(Stored items from a collection)
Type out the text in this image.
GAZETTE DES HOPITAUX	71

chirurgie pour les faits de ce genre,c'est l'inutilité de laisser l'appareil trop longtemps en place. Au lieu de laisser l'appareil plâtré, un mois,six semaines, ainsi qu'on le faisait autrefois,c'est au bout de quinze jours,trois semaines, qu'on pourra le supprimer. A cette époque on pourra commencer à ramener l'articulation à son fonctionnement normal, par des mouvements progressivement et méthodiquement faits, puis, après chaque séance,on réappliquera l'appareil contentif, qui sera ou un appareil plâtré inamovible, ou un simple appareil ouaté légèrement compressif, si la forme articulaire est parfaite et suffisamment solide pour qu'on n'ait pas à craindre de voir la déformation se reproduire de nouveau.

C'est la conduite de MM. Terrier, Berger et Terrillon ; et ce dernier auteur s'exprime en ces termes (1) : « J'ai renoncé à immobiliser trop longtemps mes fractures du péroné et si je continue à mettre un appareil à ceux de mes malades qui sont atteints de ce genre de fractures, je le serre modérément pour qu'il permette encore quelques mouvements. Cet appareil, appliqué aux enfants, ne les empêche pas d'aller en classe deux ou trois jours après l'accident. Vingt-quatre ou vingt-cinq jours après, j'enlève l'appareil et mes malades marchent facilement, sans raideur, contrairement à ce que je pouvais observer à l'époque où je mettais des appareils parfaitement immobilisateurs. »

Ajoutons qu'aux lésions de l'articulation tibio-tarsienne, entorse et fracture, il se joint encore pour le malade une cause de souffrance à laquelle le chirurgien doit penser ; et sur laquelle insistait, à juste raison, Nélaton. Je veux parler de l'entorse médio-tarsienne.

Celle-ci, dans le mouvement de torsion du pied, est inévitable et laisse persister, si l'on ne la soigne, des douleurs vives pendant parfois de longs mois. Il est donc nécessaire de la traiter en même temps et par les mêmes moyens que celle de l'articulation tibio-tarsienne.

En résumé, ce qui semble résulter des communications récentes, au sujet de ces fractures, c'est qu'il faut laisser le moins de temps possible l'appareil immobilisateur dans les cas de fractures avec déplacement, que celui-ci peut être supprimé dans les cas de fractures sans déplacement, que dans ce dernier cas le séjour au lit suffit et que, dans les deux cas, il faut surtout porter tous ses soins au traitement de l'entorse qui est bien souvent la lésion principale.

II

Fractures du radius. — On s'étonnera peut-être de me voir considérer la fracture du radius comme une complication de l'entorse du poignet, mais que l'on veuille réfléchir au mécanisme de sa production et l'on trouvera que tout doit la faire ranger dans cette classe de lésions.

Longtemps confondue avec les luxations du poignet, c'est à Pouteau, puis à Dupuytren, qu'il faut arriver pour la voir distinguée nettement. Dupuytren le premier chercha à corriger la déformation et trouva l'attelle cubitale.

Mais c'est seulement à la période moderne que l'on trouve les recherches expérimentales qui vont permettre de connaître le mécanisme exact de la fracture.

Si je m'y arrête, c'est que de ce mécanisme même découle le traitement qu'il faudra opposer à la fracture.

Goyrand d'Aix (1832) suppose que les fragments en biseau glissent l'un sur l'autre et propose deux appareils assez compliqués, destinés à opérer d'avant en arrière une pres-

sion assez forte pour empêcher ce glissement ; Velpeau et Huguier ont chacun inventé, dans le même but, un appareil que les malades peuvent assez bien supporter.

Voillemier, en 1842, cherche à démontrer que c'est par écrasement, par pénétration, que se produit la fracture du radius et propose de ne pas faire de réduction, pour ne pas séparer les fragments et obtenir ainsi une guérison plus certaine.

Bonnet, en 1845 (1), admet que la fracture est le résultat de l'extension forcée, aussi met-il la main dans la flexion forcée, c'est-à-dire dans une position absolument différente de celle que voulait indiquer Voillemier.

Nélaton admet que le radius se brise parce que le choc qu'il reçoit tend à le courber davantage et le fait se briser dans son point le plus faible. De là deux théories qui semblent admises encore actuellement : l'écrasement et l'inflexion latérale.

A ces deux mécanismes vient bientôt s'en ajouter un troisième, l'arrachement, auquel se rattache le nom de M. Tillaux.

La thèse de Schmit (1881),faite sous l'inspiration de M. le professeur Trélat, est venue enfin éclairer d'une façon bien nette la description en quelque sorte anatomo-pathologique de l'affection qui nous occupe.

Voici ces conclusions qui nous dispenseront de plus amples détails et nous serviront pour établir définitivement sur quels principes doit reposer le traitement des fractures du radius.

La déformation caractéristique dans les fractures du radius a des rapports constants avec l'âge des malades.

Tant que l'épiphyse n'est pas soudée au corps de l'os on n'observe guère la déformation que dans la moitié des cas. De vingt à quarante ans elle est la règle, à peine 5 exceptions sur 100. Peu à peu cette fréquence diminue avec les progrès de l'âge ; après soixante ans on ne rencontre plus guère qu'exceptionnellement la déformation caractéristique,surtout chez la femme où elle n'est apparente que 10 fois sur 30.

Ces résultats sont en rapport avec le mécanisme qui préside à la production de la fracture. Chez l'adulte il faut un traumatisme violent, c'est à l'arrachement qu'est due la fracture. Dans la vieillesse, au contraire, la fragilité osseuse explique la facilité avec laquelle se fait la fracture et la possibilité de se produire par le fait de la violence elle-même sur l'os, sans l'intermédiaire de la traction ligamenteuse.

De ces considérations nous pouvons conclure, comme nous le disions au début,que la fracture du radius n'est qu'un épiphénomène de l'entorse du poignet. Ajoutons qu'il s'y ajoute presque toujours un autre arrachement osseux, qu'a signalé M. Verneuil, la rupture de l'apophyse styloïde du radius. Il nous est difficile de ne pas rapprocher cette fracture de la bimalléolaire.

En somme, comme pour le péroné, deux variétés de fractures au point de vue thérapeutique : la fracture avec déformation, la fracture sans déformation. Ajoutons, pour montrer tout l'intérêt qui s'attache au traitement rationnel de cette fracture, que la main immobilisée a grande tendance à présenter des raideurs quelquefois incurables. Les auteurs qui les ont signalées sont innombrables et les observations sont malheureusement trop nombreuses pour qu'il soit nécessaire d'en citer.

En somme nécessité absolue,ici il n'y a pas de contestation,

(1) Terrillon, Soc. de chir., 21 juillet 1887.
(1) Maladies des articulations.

Job: Select every line above that contains the word "malades", and copy it.

Problem solution:
C'est la conduite de MM. Terrier, Berger et Terrillon ; et ce dernier auteur s'exprime en ces termes (1) : « J'ai renoncé à immobiliser trop longtemps mes fractures du péroné et si je continue à mettre un appareil à ceux de mes malades qui sont atteints de ce genre de fractures, je le serre modérément pour qu'il permette encore quelques mouvements. Cet appareil, appliqué aux enfants, ne les empêche pas d'aller en classe deux ou trois jours après l'accident. Vingt-quatre ou vingt-cinq jours après, j'enlève l'appareil et mes malades marchent facilement, sans raideur, contrairement à ce que je pouvais observer à l'époque où je mettais des appareils parfaitement immobilisateurs. »
sion assez forte pour empêcher ce glissement ; Velpeau et Huguier ont chacun inventé, dans le même but, un appareil que les malades peuvent assez bien supporter.
La déformation caractéristique dans les fractures du radius a des rapports constants avec l'âge des malades.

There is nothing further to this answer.